Source data -
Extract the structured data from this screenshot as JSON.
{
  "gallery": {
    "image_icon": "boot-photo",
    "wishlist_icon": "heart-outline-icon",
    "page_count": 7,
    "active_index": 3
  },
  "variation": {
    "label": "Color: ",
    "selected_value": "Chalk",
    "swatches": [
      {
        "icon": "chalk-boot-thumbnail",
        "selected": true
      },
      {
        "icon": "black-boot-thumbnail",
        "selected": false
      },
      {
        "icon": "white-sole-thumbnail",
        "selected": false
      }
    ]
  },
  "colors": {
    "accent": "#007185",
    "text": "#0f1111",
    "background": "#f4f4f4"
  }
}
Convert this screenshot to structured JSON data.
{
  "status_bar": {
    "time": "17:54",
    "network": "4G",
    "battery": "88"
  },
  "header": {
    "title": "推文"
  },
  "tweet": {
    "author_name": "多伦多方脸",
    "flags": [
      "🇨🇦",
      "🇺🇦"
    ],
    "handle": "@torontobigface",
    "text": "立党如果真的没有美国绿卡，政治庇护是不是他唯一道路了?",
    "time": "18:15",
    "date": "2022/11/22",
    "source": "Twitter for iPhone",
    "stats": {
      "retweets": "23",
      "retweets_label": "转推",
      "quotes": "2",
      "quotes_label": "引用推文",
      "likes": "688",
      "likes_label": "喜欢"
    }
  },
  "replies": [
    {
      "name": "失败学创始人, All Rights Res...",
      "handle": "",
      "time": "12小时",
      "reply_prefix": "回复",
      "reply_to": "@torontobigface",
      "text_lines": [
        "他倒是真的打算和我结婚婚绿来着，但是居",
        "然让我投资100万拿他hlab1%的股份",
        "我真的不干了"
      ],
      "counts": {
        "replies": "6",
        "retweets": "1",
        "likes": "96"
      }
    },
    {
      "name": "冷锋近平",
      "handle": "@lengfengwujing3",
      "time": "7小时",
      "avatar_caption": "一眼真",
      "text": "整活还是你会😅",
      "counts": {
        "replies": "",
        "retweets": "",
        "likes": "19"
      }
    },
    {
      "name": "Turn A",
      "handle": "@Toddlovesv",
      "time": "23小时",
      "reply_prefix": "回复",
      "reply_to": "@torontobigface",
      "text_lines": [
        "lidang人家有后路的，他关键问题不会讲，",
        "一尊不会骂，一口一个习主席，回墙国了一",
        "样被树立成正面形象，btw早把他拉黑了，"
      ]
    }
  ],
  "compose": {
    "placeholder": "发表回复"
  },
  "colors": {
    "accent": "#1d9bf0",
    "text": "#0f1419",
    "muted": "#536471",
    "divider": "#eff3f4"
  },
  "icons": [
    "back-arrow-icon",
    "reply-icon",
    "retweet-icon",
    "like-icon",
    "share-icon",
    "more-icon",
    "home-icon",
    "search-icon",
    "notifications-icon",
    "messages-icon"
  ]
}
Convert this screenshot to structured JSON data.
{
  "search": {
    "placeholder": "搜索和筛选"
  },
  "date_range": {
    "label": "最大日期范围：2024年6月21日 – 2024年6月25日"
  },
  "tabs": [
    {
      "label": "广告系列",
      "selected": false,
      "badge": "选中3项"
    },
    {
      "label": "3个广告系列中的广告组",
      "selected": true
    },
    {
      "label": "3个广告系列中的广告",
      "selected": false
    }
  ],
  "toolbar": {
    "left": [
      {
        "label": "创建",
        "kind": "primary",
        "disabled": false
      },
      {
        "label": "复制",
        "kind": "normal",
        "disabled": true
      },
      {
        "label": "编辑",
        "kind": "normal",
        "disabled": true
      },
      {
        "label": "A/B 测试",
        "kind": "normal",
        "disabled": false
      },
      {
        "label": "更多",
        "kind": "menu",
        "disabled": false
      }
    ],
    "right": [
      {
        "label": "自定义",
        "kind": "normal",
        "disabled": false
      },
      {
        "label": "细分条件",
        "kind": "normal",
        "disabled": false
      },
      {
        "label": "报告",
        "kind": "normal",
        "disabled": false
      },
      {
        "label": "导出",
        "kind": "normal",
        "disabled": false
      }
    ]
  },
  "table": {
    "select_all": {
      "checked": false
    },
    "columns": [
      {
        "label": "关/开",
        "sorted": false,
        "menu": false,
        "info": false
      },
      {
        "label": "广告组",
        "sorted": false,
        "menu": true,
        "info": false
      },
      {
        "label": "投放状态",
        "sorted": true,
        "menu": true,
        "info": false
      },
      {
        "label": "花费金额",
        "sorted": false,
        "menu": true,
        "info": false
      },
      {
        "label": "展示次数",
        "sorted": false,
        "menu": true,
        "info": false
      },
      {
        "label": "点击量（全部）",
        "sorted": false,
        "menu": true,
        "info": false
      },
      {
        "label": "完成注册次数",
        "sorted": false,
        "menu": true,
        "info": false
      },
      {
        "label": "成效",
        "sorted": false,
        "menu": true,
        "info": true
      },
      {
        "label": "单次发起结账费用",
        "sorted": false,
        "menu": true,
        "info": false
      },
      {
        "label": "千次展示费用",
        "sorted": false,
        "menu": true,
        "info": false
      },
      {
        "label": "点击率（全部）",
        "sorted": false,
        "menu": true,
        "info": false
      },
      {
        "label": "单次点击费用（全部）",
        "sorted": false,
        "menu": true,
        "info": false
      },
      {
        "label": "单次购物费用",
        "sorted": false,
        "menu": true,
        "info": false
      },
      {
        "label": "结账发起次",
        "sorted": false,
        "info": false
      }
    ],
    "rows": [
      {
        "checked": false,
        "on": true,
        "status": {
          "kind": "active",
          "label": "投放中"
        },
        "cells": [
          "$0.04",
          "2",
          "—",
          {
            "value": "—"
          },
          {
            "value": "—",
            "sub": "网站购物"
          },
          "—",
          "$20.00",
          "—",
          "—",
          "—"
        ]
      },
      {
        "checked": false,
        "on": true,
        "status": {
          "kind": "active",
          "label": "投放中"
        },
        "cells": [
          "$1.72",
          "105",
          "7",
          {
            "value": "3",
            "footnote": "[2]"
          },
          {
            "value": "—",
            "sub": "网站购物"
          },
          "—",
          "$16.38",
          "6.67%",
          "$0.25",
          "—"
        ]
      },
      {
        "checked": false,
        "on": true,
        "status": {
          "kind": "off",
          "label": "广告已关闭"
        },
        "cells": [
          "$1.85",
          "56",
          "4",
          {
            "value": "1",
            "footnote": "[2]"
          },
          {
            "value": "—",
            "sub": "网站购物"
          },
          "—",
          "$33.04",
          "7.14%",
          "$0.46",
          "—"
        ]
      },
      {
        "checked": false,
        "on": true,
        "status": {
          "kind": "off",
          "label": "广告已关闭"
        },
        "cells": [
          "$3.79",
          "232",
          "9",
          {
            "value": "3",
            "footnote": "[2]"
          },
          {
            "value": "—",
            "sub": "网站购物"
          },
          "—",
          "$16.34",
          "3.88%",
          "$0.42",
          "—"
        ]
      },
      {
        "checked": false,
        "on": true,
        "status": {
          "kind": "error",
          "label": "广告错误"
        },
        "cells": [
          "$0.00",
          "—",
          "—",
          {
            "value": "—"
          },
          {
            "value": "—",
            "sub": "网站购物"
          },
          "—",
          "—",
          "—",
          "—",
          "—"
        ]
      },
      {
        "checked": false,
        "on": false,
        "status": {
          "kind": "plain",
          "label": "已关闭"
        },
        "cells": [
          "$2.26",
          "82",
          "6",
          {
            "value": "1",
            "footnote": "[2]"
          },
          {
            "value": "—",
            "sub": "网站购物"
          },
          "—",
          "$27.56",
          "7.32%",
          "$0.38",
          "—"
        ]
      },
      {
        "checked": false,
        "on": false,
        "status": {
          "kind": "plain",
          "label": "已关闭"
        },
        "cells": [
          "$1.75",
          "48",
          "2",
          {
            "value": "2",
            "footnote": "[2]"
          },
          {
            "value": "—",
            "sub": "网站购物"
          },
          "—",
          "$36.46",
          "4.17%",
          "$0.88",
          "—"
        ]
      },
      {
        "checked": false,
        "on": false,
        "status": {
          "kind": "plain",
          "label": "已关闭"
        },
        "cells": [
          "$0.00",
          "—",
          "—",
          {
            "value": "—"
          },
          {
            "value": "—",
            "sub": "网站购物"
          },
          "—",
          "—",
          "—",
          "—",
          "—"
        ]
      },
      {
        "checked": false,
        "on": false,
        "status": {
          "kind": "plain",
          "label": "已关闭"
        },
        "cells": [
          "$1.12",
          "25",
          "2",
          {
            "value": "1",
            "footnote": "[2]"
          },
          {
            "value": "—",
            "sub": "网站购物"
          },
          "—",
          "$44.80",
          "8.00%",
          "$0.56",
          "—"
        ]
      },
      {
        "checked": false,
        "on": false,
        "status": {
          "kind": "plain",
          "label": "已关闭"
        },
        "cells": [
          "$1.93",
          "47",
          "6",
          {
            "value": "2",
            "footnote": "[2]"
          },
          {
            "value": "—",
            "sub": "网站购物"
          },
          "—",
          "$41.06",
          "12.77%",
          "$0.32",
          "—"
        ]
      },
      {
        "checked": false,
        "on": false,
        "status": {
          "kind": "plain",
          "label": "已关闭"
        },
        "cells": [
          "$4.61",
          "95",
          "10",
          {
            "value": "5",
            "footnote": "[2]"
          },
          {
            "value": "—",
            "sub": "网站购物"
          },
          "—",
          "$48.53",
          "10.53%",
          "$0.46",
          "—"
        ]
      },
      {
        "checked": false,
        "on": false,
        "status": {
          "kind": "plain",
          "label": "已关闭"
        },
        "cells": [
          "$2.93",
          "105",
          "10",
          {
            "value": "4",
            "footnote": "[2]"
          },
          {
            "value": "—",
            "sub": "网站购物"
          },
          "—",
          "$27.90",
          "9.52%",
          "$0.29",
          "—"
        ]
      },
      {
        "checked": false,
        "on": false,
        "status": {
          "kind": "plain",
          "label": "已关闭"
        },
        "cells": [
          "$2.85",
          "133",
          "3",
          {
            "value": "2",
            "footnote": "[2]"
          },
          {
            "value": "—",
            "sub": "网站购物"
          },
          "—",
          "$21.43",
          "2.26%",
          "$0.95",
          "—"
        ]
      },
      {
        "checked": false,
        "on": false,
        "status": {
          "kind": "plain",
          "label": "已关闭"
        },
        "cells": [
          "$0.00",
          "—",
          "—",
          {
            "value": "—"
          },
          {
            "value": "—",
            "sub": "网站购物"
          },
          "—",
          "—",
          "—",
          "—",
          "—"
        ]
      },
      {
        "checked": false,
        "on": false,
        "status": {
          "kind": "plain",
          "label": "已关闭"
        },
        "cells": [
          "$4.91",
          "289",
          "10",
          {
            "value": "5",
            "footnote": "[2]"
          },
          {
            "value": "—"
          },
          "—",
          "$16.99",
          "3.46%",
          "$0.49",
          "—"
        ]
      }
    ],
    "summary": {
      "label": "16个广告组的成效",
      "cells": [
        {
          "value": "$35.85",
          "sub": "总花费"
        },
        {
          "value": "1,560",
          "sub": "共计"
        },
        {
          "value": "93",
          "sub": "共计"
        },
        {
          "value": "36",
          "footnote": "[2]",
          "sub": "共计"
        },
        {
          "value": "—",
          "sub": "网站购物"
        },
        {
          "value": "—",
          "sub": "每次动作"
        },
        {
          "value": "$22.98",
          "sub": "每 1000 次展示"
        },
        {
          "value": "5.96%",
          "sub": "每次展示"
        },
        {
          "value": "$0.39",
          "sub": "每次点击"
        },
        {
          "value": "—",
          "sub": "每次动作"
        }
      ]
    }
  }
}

Challenge - In the lines above, locate the string "handle". Copy every line where it occurs.

Answer below -
    "handle": "@torontobigface",
      "handle": "",
      "handle": "@lengfengwujing3",
      "handle": "@Toddlovesv",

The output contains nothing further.